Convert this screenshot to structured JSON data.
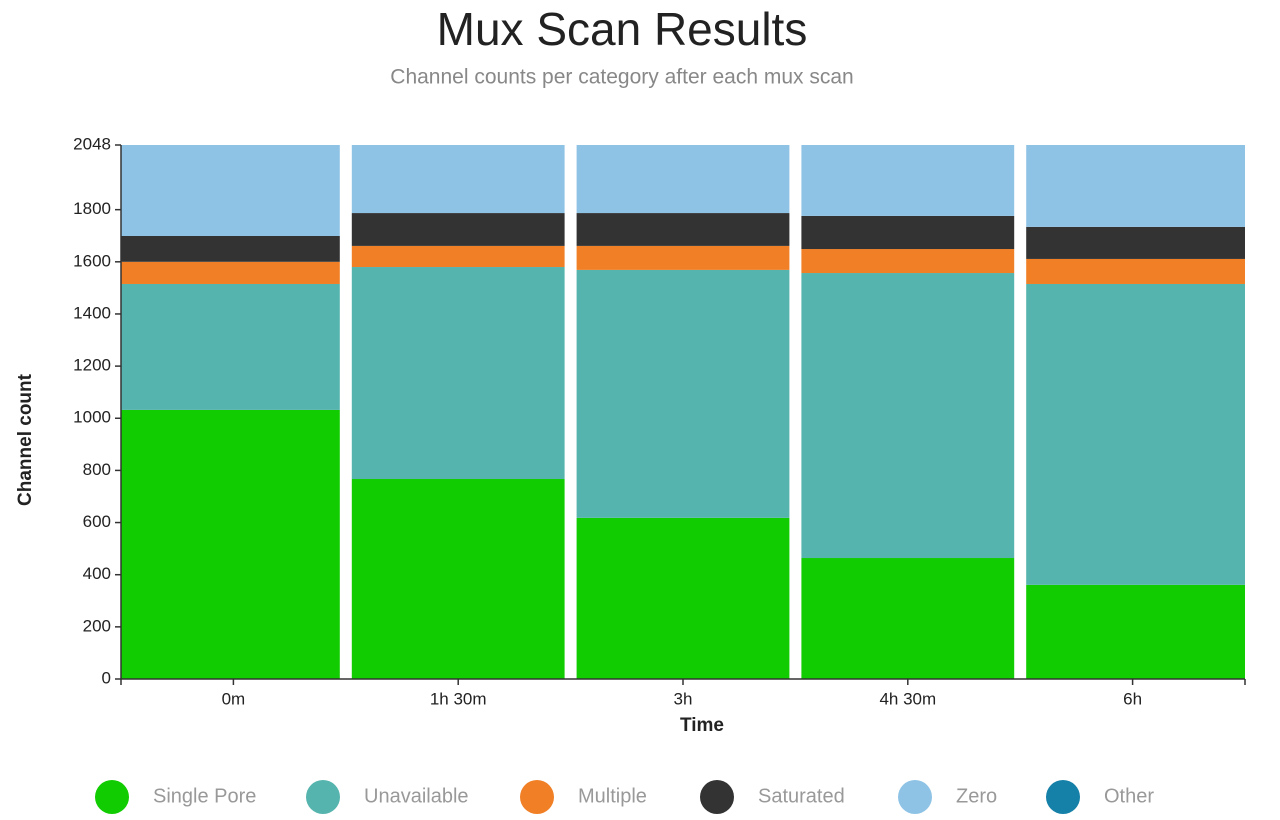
{
  "chart_data": {
    "type": "stacked_bar",
    "title": "Mux Scan Results",
    "subtitle": "Channel counts per category after each mux scan",
    "x_label": "Time",
    "y_label": "Channel count",
    "categories": [
      "0m",
      "1h 30m",
      "3h",
      "4h 30m",
      "6h"
    ],
    "series": [
      {
        "name": "Single Pore",
        "color": "#11cc00",
        "values": [
          1032,
          767,
          618,
          464,
          361
        ]
      },
      {
        "name": "Unavailable",
        "color": "#56b4ae",
        "values": [
          483,
          813,
          951,
          1093,
          1154
        ]
      },
      {
        "name": "Multiple",
        "color": "#f07f25",
        "values": [
          85,
          81,
          92,
          92,
          96
        ]
      },
      {
        "name": "Saturated",
        "color": "#333333",
        "values": [
          99,
          126,
          126,
          127,
          123
        ]
      },
      {
        "name": "Zero",
        "color": "#8fc3e6",
        "values": [
          349,
          261,
          261,
          272,
          314
        ]
      },
      {
        "name": "Other",
        "color": "#1580a8",
        "values": [
          0,
          0,
          0,
          0,
          0
        ]
      }
    ],
    "ylim": [
      0,
      2048
    ],
    "yticks": [
      0,
      200,
      400,
      600,
      800,
      1000,
      1200,
      1400,
      1600,
      1800,
      2048
    ],
    "grid": false,
    "legend": "bottom"
  }
}
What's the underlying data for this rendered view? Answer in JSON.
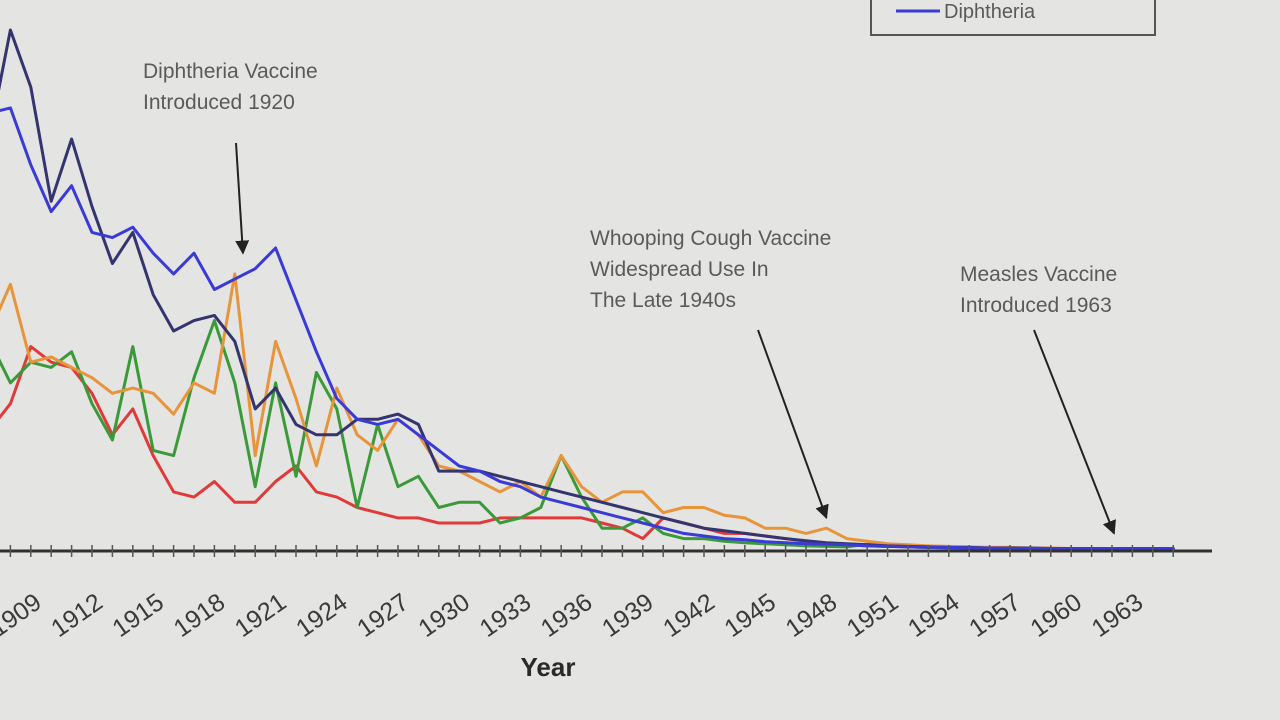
{
  "chart_data": {
    "type": "line",
    "xlabel": "Year",
    "ylabel": "",
    "title": "",
    "x_tick_labels": [
      "1909",
      "1912",
      "1915",
      "1918",
      "1921",
      "1924",
      "1927",
      "1930",
      "1933",
      "1936",
      "1939",
      "1942",
      "1945",
      "1948",
      "1951",
      "1954",
      "1957",
      "1960",
      "1963"
    ],
    "x_range": [
      1908,
      1966
    ],
    "y_range": [
      0,
      100
    ],
    "y_axis_visible": false,
    "grid": false,
    "legend": {
      "placement": "top-right",
      "visible_entries": [
        "Diphtheria"
      ]
    },
    "series": [
      {
        "name": "",
        "color": "#34346e",
        "values": [
          [
            1908,
            80
          ],
          [
            1909,
            100
          ],
          [
            1910,
            89
          ],
          [
            1911,
            67
          ],
          [
            1912,
            79
          ],
          [
            1913,
            66
          ],
          [
            1914,
            55
          ],
          [
            1915,
            61
          ],
          [
            1916,
            49
          ],
          [
            1917,
            42
          ],
          [
            1918,
            44
          ],
          [
            1919,
            45
          ],
          [
            1920,
            40
          ],
          [
            1921,
            27
          ],
          [
            1922,
            31
          ],
          [
            1923,
            24
          ],
          [
            1924,
            22
          ],
          [
            1925,
            22
          ],
          [
            1926,
            25
          ],
          [
            1927,
            25
          ],
          [
            1928,
            26
          ],
          [
            1929,
            24
          ],
          [
            1930,
            15
          ],
          [
            1931,
            15
          ],
          [
            1932,
            15
          ],
          [
            1933,
            14
          ],
          [
            1934,
            13
          ],
          [
            1935,
            12
          ],
          [
            1936,
            11
          ],
          [
            1937,
            10
          ],
          [
            1938,
            9
          ],
          [
            1939,
            8
          ],
          [
            1940,
            7
          ],
          [
            1941,
            6
          ],
          [
            1942,
            5
          ],
          [
            1943,
            4
          ],
          [
            1944,
            3.5
          ],
          [
            1945,
            3
          ],
          [
            1946,
            2.5
          ],
          [
            1947,
            2
          ],
          [
            1948,
            1.6
          ],
          [
            1949,
            1.2
          ],
          [
            1950,
            1
          ],
          [
            1951,
            0.8
          ],
          [
            1952,
            0.6
          ],
          [
            1953,
            0.5
          ],
          [
            1954,
            0.4
          ],
          [
            1955,
            0.3
          ],
          [
            1956,
            0.3
          ],
          [
            1957,
            0.2
          ],
          [
            1958,
            0.2
          ],
          [
            1959,
            0.2
          ],
          [
            1960,
            0.1
          ],
          [
            1961,
            0.1
          ],
          [
            1962,
            0.1
          ],
          [
            1963,
            0.1
          ],
          [
            1964,
            0.1
          ],
          [
            1965,
            0.1
          ],
          [
            1966,
            0.1
          ]
        ]
      },
      {
        "name": "Diphtheria",
        "color": "#3a3ad8",
        "values": [
          [
            1908,
            84
          ],
          [
            1909,
            85
          ],
          [
            1910,
            74
          ],
          [
            1911,
            65
          ],
          [
            1912,
            70
          ],
          [
            1913,
            61
          ],
          [
            1914,
            60
          ],
          [
            1915,
            62
          ],
          [
            1916,
            57
          ],
          [
            1917,
            53
          ],
          [
            1918,
            57
          ],
          [
            1919,
            50
          ],
          [
            1920,
            52
          ],
          [
            1921,
            54
          ],
          [
            1922,
            58
          ],
          [
            1923,
            48
          ],
          [
            1924,
            38
          ],
          [
            1925,
            29
          ],
          [
            1926,
            25
          ],
          [
            1927,
            24
          ],
          [
            1928,
            25
          ],
          [
            1929,
            22
          ],
          [
            1930,
            19
          ],
          [
            1931,
            16
          ],
          [
            1932,
            15
          ],
          [
            1933,
            13
          ],
          [
            1934,
            12
          ],
          [
            1935,
            10
          ],
          [
            1936,
            9
          ],
          [
            1937,
            8
          ],
          [
            1938,
            7
          ],
          [
            1939,
            6
          ],
          [
            1940,
            5
          ],
          [
            1941,
            4
          ],
          [
            1942,
            3
          ],
          [
            1943,
            2.5
          ],
          [
            1944,
            2
          ],
          [
            1945,
            1.8
          ],
          [
            1946,
            1.4
          ],
          [
            1947,
            1.2
          ],
          [
            1948,
            1
          ],
          [
            1949,
            0.9
          ],
          [
            1950,
            0.8
          ],
          [
            1951,
            0.6
          ],
          [
            1952,
            0.5
          ],
          [
            1953,
            0.4
          ],
          [
            1954,
            0.3
          ],
          [
            1955,
            0.3
          ],
          [
            1956,
            0.2
          ],
          [
            1957,
            0.2
          ],
          [
            1958,
            0.1
          ],
          [
            1959,
            0.1
          ],
          [
            1960,
            0.1
          ],
          [
            1961,
            0.1
          ],
          [
            1962,
            0.1
          ],
          [
            1963,
            0.1
          ],
          [
            1964,
            0.1
          ],
          [
            1965,
            0.1
          ],
          [
            1966,
            0.1
          ]
        ]
      },
      {
        "name": "",
        "color": "#e8943a",
        "values": [
          [
            1908,
            42
          ],
          [
            1909,
            51
          ],
          [
            1910,
            36
          ],
          [
            1911,
            37
          ],
          [
            1912,
            35
          ],
          [
            1913,
            33
          ],
          [
            1914,
            30
          ],
          [
            1915,
            31
          ],
          [
            1916,
            30
          ],
          [
            1917,
            26
          ],
          [
            1918,
            32
          ],
          [
            1919,
            30
          ],
          [
            1920,
            53
          ],
          [
            1921,
            18
          ],
          [
            1922,
            40
          ],
          [
            1923,
            29
          ],
          [
            1924,
            16
          ],
          [
            1925,
            31
          ],
          [
            1926,
            22
          ],
          [
            1927,
            19
          ],
          [
            1928,
            25
          ],
          [
            1929,
            22
          ],
          [
            1930,
            16
          ],
          [
            1931,
            15
          ],
          [
            1932,
            13
          ],
          [
            1933,
            11
          ],
          [
            1934,
            13
          ],
          [
            1935,
            10
          ],
          [
            1936,
            18
          ],
          [
            1937,
            12
          ],
          [
            1938,
            9
          ],
          [
            1939,
            11
          ],
          [
            1940,
            11
          ],
          [
            1941,
            7
          ],
          [
            1942,
            8
          ],
          [
            1943,
            8
          ],
          [
            1944,
            6.5
          ],
          [
            1945,
            6
          ],
          [
            1946,
            4
          ],
          [
            1947,
            4
          ],
          [
            1948,
            3
          ],
          [
            1949,
            4
          ],
          [
            1950,
            2
          ],
          [
            1951,
            1.5
          ],
          [
            1952,
            1
          ],
          [
            1953,
            0.8
          ],
          [
            1954,
            0.6
          ],
          [
            1955,
            0.5
          ],
          [
            1956,
            0.4
          ],
          [
            1957,
            0.3
          ],
          [
            1958,
            0.3
          ],
          [
            1959,
            0.2
          ],
          [
            1960,
            0.2
          ],
          [
            1961,
            0.1
          ],
          [
            1962,
            0.1
          ],
          [
            1963,
            0.1
          ],
          [
            1964,
            0.1
          ],
          [
            1965,
            0.1
          ],
          [
            1966,
            0.1
          ]
        ]
      },
      {
        "name": "",
        "color": "#3a9a3a",
        "values": [
          [
            1908,
            40
          ],
          [
            1909,
            32
          ],
          [
            1910,
            36
          ],
          [
            1911,
            35
          ],
          [
            1912,
            38
          ],
          [
            1913,
            28
          ],
          [
            1914,
            21
          ],
          [
            1915,
            39
          ],
          [
            1916,
            19
          ],
          [
            1917,
            18
          ],
          [
            1918,
            33
          ],
          [
            1919,
            44
          ],
          [
            1920,
            32
          ],
          [
            1921,
            12
          ],
          [
            1922,
            32
          ],
          [
            1923,
            14
          ],
          [
            1924,
            34
          ],
          [
            1925,
            27
          ],
          [
            1926,
            8
          ],
          [
            1927,
            24
          ],
          [
            1928,
            12
          ],
          [
            1929,
            14
          ],
          [
            1930,
            8
          ],
          [
            1931,
            9
          ],
          [
            1932,
            9
          ],
          [
            1933,
            5
          ],
          [
            1934,
            6
          ],
          [
            1935,
            8
          ],
          [
            1936,
            18
          ],
          [
            1937,
            10
          ],
          [
            1938,
            4
          ],
          [
            1939,
            4
          ],
          [
            1940,
            6
          ],
          [
            1941,
            3
          ],
          [
            1942,
            2
          ],
          [
            1943,
            2
          ],
          [
            1944,
            1.5
          ],
          [
            1945,
            1.2
          ],
          [
            1946,
            1
          ],
          [
            1947,
            0.8
          ],
          [
            1948,
            0.6
          ],
          [
            1949,
            0.5
          ],
          [
            1950,
            0.4
          ],
          [
            1951,
            0.9
          ],
          [
            1952,
            0.6
          ],
          [
            1953,
            0.4
          ],
          [
            1954,
            0.3
          ],
          [
            1955,
            0.2
          ],
          [
            1956,
            0.2
          ],
          [
            1957,
            0.1
          ],
          [
            1958,
            0.1
          ],
          [
            1959,
            0.1
          ],
          [
            1960,
            0.1
          ],
          [
            1961,
            0.1
          ],
          [
            1962,
            0.1
          ],
          [
            1963,
            0.1
          ],
          [
            1964,
            0.1
          ],
          [
            1965,
            0.1
          ],
          [
            1966,
            0.1
          ]
        ]
      },
      {
        "name": "",
        "color": "#e03a3a",
        "values": [
          [
            1908,
            23
          ],
          [
            1909,
            28
          ],
          [
            1910,
            39
          ],
          [
            1911,
            36
          ],
          [
            1912,
            35
          ],
          [
            1913,
            30
          ],
          [
            1914,
            22
          ],
          [
            1915,
            27
          ],
          [
            1916,
            18
          ],
          [
            1917,
            11
          ],
          [
            1918,
            10
          ],
          [
            1919,
            13
          ],
          [
            1920,
            9
          ],
          [
            1921,
            9
          ],
          [
            1922,
            13
          ],
          [
            1923,
            16
          ],
          [
            1924,
            11
          ],
          [
            1925,
            10
          ],
          [
            1926,
            8
          ],
          [
            1927,
            7
          ],
          [
            1928,
            6
          ],
          [
            1929,
            6
          ],
          [
            1930,
            5
          ],
          [
            1931,
            5
          ],
          [
            1932,
            5
          ],
          [
            1933,
            6
          ],
          [
            1934,
            6
          ],
          [
            1935,
            6
          ],
          [
            1936,
            6
          ],
          [
            1937,
            6
          ],
          [
            1938,
            5
          ],
          [
            1939,
            4
          ],
          [
            1940,
            2
          ],
          [
            1941,
            6
          ],
          [
            1942,
            5
          ],
          [
            1943,
            4
          ],
          [
            1944,
            3
          ],
          [
            1945,
            3
          ],
          [
            1946,
            2.5
          ],
          [
            1947,
            2
          ],
          [
            1948,
            1.5
          ],
          [
            1949,
            1
          ],
          [
            1950,
            0.8
          ],
          [
            1951,
            0.6
          ],
          [
            1952,
            0.5
          ],
          [
            1953,
            0.4
          ],
          [
            1954,
            0.3
          ],
          [
            1955,
            0.3
          ],
          [
            1956,
            0.2
          ],
          [
            1957,
            0.2
          ],
          [
            1958,
            0.1
          ],
          [
            1959,
            0.1
          ],
          [
            1960,
            0.1
          ],
          [
            1961,
            0.1
          ],
          [
            1962,
            0.1
          ],
          [
            1963,
            0.1
          ],
          [
            1964,
            0.1
          ],
          [
            1965,
            0.1
          ],
          [
            1966,
            0.1
          ]
        ]
      }
    ],
    "annotations": [
      {
        "lines": [
          "Diphtheria Vaccine",
          "Introduced 1920"
        ],
        "arrow_to_year": 1920.4,
        "arrow_to_value": 57
      },
      {
        "lines": [
          "Whooping Cough Vaccine",
          "Widespread Use In",
          "The Late 1940s"
        ],
        "arrow_to_year": 1949,
        "arrow_to_value": 6
      },
      {
        "lines": [
          "Measles Vaccine",
          "Introduced 1963"
        ],
        "arrow_to_year": 1963.1,
        "arrow_to_value": 3
      }
    ]
  }
}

········

• [Directions for this task]:
Check every line for "Vaccine" and show the ones that have it.

• [Answer]:
          "Diphtheria Vaccine",
          "Whooping Cough Vaccine",
          "Measles Vaccine",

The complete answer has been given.